Given passage:

Compare Two files and populate difference records into another file with difference column numbers

srivenumuthyalapati · July 27, 2023, 5:29pm

Hi Folks,

I need to compare Two files in Unix and populate the difference record with diff column numbers. Please help in creation of scripts to do this logic.

Example:
Left.dat

123|Chennai|IBM|782.0
786|Bangalore|TCS|999.00
124|Chennai|TCS|456

Right.dat

786|Bangalore|TCS|999.00
124|Chennai|TCS|456
123|Chenai|IBM|782
223|Kolkata|CGI|786

Output:

123|Chennai|IBM|782.0|2,4
223|Kolkata|CGI|786|1,2,3,4

Please note that LAST COLUMN will be the diff columns number.

Thanks in advance!!

vgersh99 · July 27, 2023, 5:59pm

welcome to the community, @srivenumuthyalapati.
Please do format your postings (data/code samples) using markdown code tags described here. I've edited your initial post for now - please do so going forward.

What you will do:
(A) In the forum thread on comparing two files, what goes in the last column of the output?
(B) Continue the forum thread on comparing two files from where it stops.

Given information:
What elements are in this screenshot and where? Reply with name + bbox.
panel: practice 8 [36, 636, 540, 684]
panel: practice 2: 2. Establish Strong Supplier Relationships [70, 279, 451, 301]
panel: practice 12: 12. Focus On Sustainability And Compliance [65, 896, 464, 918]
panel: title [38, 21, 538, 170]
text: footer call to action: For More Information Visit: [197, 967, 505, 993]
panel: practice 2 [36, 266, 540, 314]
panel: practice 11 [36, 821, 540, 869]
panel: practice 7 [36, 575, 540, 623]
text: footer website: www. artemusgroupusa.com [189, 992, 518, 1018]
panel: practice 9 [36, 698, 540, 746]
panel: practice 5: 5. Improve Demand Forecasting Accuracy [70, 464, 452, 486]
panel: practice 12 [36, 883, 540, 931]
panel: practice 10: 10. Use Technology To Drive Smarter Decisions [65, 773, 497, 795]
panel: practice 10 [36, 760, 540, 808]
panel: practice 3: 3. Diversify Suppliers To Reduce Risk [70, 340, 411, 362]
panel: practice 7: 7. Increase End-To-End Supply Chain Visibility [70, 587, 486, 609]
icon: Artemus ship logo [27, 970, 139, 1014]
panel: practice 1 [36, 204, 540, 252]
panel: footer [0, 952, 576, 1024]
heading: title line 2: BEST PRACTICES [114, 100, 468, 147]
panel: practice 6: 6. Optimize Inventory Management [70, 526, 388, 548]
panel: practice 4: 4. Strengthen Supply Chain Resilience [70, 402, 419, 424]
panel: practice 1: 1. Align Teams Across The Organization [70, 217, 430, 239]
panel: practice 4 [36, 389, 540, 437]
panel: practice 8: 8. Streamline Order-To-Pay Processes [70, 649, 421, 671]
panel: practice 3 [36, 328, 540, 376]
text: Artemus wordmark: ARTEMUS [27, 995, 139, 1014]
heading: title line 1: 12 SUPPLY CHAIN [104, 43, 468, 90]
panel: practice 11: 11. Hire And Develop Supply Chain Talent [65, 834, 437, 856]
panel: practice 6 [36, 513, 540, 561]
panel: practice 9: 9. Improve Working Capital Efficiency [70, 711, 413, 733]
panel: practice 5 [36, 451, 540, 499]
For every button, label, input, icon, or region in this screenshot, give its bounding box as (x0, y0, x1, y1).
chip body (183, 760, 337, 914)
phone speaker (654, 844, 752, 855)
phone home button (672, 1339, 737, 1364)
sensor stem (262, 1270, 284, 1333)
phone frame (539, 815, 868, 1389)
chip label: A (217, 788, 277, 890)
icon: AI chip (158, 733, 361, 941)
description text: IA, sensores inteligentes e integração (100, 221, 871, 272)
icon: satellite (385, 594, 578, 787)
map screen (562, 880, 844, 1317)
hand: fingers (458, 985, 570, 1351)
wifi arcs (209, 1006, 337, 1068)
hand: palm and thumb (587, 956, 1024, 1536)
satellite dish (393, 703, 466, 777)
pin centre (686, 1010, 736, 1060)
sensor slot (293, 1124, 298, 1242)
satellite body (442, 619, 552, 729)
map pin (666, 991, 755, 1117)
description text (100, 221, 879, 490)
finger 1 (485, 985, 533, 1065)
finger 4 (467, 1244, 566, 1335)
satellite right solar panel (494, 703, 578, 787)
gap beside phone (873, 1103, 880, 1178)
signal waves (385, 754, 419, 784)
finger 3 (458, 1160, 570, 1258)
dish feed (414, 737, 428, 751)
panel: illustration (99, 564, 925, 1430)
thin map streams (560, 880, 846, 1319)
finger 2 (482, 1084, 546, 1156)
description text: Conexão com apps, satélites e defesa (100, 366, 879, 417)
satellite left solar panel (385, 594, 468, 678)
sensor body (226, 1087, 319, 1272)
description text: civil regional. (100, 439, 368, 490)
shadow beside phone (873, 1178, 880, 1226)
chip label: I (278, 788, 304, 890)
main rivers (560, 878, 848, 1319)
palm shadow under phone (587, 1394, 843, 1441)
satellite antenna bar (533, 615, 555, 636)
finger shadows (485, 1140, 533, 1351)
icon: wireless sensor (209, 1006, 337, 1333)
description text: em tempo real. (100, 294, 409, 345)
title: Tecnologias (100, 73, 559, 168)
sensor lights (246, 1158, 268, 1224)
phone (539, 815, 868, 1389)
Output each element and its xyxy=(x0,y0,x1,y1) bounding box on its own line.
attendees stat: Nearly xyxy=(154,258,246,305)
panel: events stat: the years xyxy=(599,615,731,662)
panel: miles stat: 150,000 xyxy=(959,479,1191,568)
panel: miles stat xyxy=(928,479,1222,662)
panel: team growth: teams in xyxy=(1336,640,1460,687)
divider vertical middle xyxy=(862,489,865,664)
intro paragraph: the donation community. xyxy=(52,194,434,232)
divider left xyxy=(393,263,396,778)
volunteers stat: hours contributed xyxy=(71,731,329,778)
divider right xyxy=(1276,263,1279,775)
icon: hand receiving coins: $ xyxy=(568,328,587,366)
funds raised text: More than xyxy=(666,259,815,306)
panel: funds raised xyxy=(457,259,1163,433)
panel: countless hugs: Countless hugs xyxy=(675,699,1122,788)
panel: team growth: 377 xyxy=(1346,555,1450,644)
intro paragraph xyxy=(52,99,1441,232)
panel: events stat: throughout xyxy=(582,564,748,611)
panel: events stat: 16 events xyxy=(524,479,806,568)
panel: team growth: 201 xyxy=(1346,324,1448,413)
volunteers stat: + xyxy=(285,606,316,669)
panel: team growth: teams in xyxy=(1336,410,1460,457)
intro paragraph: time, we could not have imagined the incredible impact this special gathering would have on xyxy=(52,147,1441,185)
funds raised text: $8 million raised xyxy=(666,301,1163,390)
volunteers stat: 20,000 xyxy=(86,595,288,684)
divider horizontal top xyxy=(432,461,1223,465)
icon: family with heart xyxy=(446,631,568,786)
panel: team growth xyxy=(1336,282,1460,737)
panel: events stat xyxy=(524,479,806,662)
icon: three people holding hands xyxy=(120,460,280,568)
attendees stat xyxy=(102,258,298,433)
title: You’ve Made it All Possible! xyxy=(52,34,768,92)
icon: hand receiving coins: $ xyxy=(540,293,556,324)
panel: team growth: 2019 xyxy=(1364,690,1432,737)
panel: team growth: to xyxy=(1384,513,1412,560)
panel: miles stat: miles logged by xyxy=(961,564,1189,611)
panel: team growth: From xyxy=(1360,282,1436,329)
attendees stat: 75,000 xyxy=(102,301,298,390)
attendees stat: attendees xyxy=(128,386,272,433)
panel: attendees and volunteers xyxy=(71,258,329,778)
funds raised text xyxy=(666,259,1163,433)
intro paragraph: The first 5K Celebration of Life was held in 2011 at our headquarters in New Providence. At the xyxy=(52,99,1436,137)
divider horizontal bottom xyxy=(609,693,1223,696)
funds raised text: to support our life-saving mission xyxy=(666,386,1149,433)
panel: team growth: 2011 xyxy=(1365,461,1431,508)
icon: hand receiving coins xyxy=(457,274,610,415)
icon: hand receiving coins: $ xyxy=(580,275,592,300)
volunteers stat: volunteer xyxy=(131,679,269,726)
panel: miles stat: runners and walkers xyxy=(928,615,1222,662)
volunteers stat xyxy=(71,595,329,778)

Answers provided:
(A) The numbers of the columns that differ.

(B)
As far as your data samples and the desired output goes... I cannot correlate your sample input with your desired output. Take the output case of 123|Chennai|IBM|782.0|2,4. How did you arrive at 2,4? These are supposed to be the column numbers containing "different value". Why is it 2,4?
Can you walk us through your "diff" algorithm, please.

Also... anything you have tried on your own and got stuck somehow?

srivenumuthyalapati · July 28, 2023, 5:05am

Thanks for the response @vgersh99

Yeah - 2,4 are the column number which has different values.

With the help of below command, we can able to identified the different records.

awk -F "|" 'NR==FNR { if(NR!=1)c[$1]++; next} c[$1] { c[$1]=0; print}; Left.dat Right.dat

I'm not able to proceed to populate the column number for different values.

Can you please help.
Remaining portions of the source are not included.